| The exercise |
List each line of the data that holds the word "sebenar".

| Given data |
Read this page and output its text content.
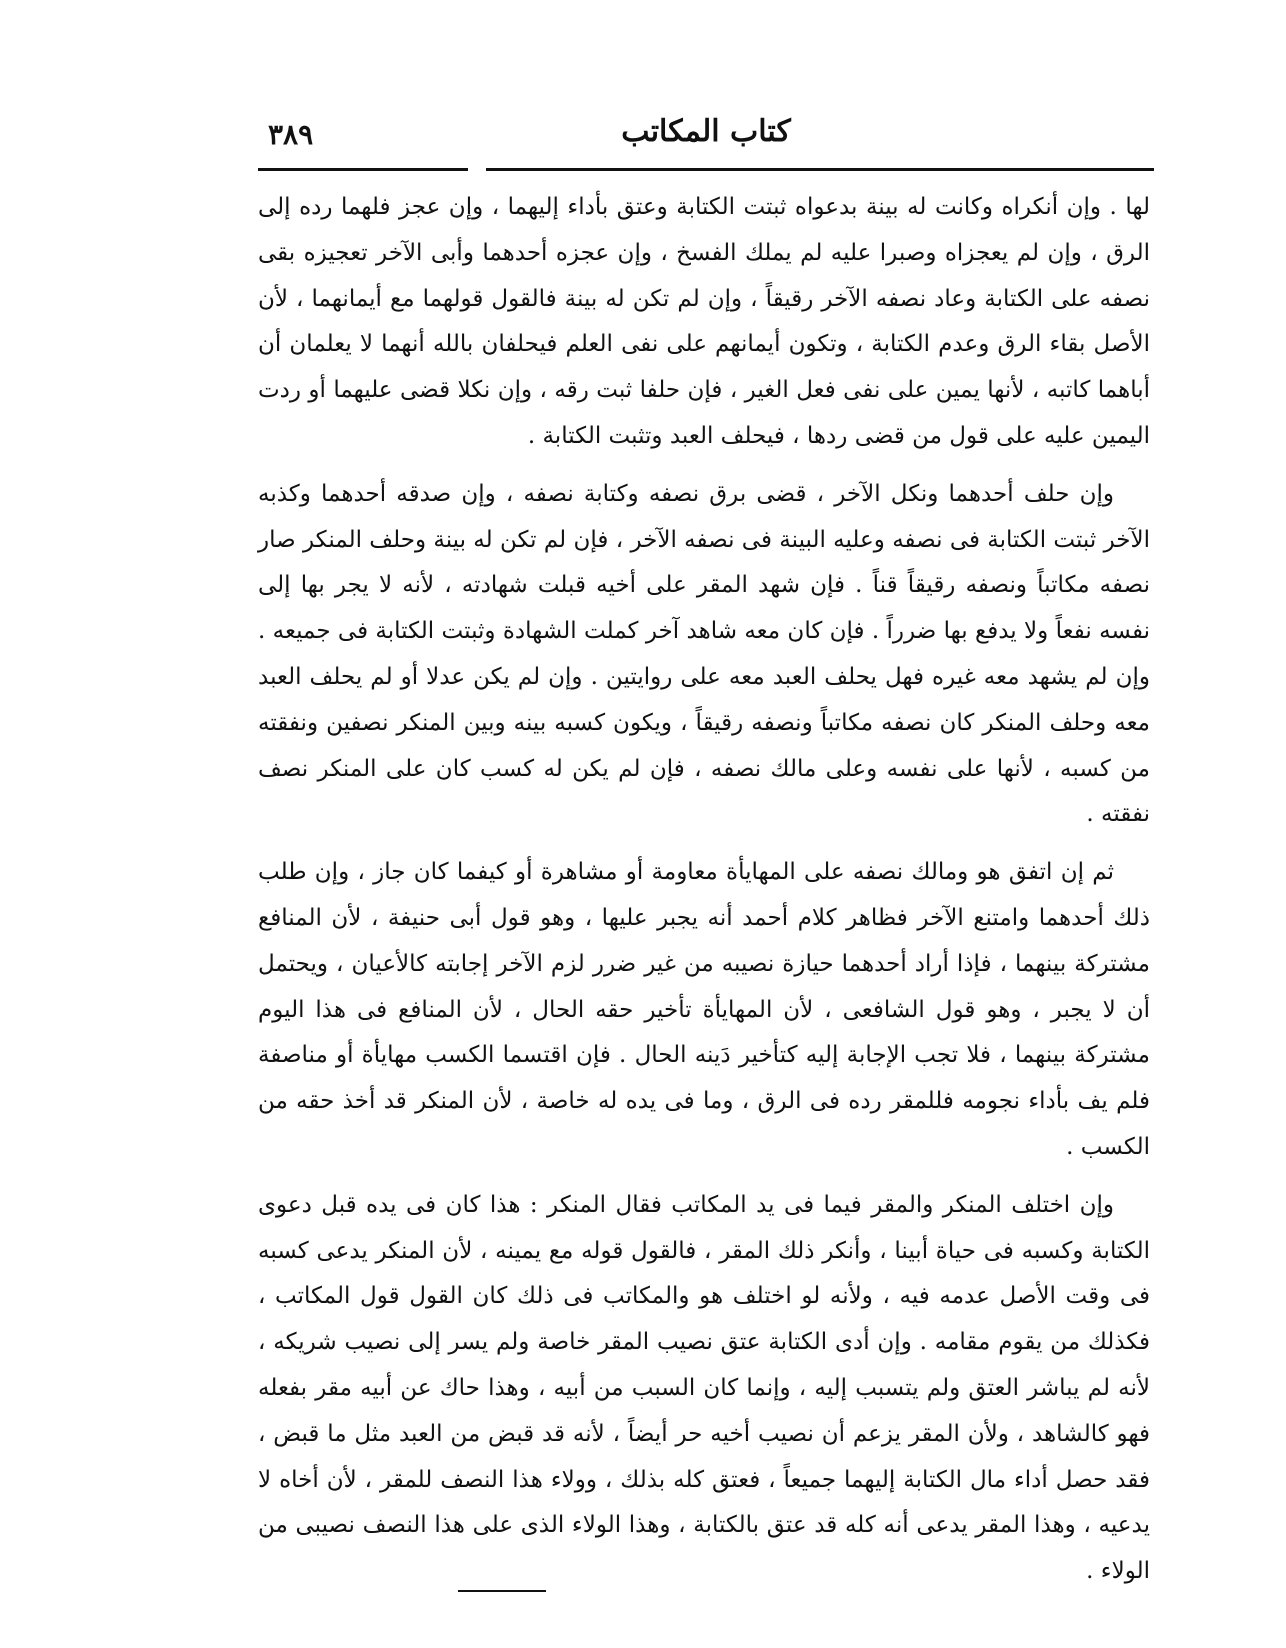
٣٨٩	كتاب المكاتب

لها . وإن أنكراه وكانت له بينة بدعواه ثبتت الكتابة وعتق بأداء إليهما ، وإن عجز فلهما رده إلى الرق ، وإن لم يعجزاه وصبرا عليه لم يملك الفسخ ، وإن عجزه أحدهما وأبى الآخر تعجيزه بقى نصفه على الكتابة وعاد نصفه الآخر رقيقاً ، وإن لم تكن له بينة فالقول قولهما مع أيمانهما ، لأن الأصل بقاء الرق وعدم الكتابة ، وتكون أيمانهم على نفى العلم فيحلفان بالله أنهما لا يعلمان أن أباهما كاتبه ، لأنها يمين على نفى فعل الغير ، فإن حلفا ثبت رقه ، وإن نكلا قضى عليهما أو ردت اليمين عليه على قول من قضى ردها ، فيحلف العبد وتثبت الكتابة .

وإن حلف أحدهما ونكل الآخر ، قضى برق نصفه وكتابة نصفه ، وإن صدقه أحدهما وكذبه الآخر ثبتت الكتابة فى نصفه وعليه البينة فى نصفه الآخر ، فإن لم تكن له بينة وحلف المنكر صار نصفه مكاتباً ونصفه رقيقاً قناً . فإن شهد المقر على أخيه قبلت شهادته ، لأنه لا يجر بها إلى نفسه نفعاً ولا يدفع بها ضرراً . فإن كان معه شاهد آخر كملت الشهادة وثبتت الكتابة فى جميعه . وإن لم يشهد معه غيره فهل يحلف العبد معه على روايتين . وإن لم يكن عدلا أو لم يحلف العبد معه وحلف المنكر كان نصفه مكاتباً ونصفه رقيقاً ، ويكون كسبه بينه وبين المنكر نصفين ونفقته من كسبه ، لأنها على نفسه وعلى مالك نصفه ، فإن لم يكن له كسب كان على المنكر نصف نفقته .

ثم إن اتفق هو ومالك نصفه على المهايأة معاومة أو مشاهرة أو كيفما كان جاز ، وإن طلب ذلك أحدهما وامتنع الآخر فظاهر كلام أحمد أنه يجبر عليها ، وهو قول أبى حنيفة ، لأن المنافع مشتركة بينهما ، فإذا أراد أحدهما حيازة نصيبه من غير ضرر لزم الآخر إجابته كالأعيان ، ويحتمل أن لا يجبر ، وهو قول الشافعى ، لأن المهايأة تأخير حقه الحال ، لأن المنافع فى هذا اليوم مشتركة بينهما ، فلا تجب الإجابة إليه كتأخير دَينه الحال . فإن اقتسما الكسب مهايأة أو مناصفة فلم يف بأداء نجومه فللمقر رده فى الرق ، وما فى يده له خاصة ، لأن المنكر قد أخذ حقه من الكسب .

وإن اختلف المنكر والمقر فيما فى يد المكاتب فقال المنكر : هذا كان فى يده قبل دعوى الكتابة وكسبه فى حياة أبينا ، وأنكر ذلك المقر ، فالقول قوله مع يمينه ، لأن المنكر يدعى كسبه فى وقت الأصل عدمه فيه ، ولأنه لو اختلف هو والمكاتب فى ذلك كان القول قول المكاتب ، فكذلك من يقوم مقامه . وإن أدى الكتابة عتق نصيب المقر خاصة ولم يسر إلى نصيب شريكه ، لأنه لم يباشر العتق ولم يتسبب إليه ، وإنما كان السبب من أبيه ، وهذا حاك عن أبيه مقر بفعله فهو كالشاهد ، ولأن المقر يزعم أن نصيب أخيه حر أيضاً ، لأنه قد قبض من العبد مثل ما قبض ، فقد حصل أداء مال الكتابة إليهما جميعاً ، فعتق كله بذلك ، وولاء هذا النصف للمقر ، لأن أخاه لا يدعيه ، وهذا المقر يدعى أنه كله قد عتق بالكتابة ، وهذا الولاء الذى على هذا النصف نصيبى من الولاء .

--

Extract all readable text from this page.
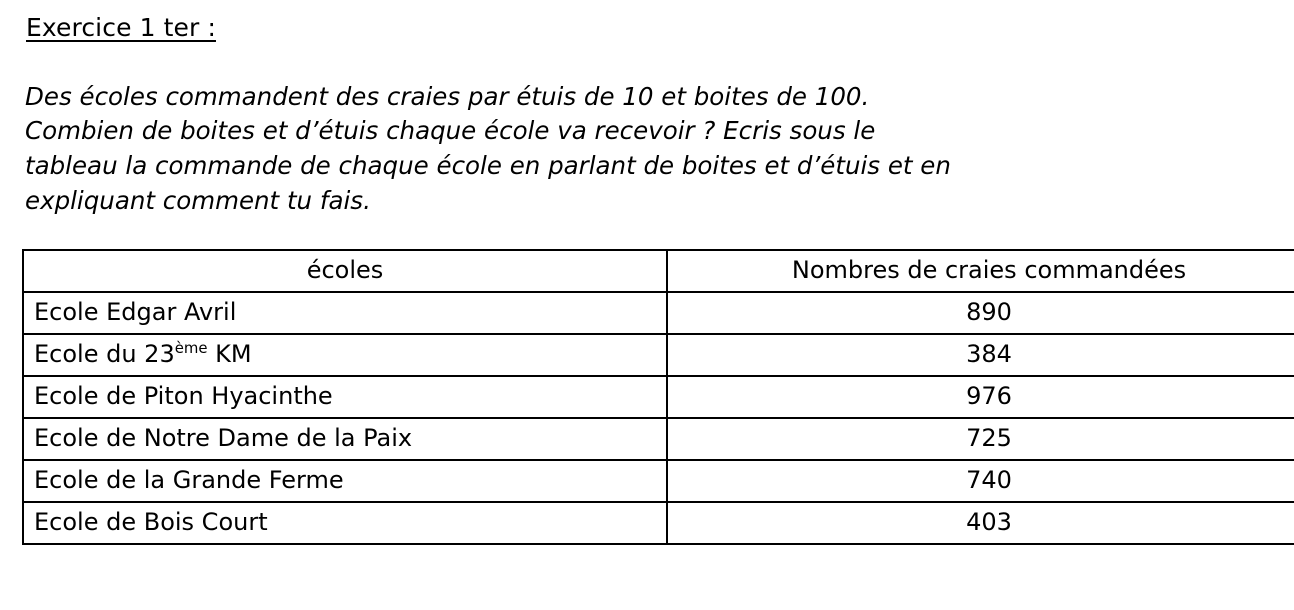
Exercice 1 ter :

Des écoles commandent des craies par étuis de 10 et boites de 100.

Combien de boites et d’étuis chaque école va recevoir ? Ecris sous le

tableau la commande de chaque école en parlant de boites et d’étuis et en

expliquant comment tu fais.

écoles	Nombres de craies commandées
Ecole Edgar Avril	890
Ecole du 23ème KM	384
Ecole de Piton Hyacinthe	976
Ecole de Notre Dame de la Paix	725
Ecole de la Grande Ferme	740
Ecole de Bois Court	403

--

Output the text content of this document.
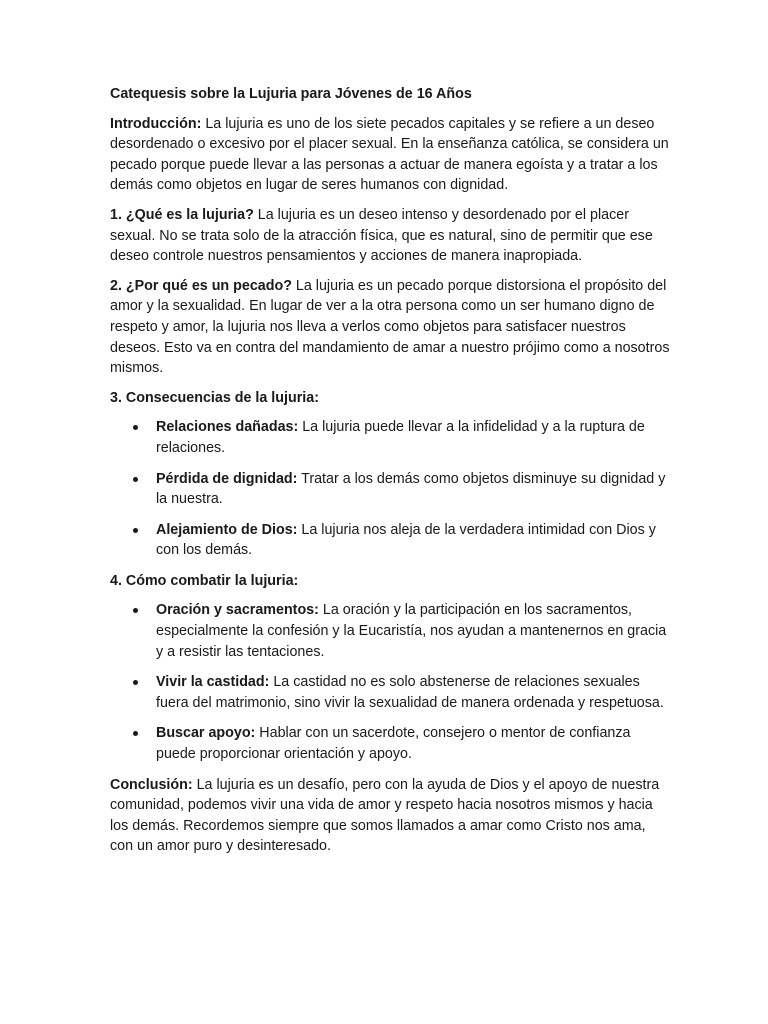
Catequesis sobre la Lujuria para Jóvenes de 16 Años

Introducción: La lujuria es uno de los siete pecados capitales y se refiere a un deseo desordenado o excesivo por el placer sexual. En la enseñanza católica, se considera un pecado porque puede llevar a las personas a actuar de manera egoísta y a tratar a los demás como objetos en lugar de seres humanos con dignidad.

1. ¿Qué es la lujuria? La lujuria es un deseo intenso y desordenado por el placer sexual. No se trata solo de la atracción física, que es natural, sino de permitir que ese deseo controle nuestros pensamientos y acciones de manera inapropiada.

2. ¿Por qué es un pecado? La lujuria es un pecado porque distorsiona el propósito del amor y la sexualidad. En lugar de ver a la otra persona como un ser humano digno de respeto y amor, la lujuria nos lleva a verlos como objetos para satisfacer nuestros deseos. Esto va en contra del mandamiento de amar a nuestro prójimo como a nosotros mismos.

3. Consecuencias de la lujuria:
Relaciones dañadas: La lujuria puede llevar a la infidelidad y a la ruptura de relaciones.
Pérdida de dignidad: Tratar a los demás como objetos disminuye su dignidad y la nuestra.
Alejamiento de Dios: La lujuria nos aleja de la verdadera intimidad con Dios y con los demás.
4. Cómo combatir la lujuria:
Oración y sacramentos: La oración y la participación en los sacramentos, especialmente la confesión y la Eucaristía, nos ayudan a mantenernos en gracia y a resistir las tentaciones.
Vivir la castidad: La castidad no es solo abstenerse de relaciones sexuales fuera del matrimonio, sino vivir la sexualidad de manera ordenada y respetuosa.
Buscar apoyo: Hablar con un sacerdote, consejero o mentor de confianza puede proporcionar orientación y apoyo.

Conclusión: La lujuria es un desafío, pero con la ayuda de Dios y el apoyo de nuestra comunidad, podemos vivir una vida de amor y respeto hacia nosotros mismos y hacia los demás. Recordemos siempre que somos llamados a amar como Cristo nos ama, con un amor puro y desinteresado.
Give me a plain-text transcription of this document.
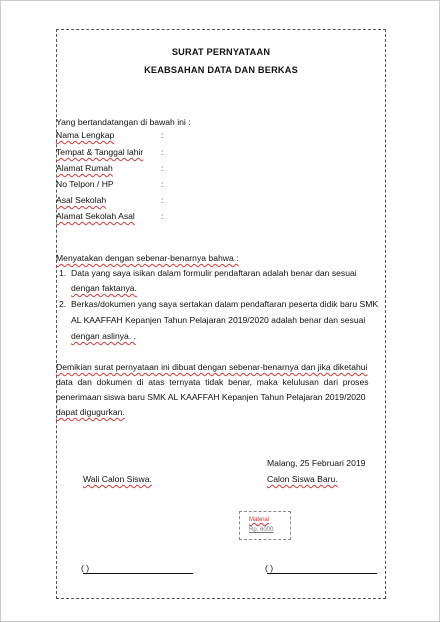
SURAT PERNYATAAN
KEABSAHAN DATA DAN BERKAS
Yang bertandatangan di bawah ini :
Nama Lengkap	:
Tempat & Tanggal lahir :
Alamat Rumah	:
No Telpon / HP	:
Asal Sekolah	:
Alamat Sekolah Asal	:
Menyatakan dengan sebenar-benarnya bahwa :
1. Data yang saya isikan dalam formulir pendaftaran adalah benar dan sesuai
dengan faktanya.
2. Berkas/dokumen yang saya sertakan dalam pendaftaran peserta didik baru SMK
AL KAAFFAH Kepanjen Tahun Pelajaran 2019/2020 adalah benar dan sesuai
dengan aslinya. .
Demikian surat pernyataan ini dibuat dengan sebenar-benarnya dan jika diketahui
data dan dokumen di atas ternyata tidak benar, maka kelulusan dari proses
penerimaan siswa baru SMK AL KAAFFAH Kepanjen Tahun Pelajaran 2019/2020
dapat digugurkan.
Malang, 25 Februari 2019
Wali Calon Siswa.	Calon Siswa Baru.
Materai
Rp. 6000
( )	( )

| Exercise result |
Menyatakan dengan sebenar-benarnya bahwa :
Demikian surat pernyataan ini dibuat dengan sebenar-benarnya dan jika diketahui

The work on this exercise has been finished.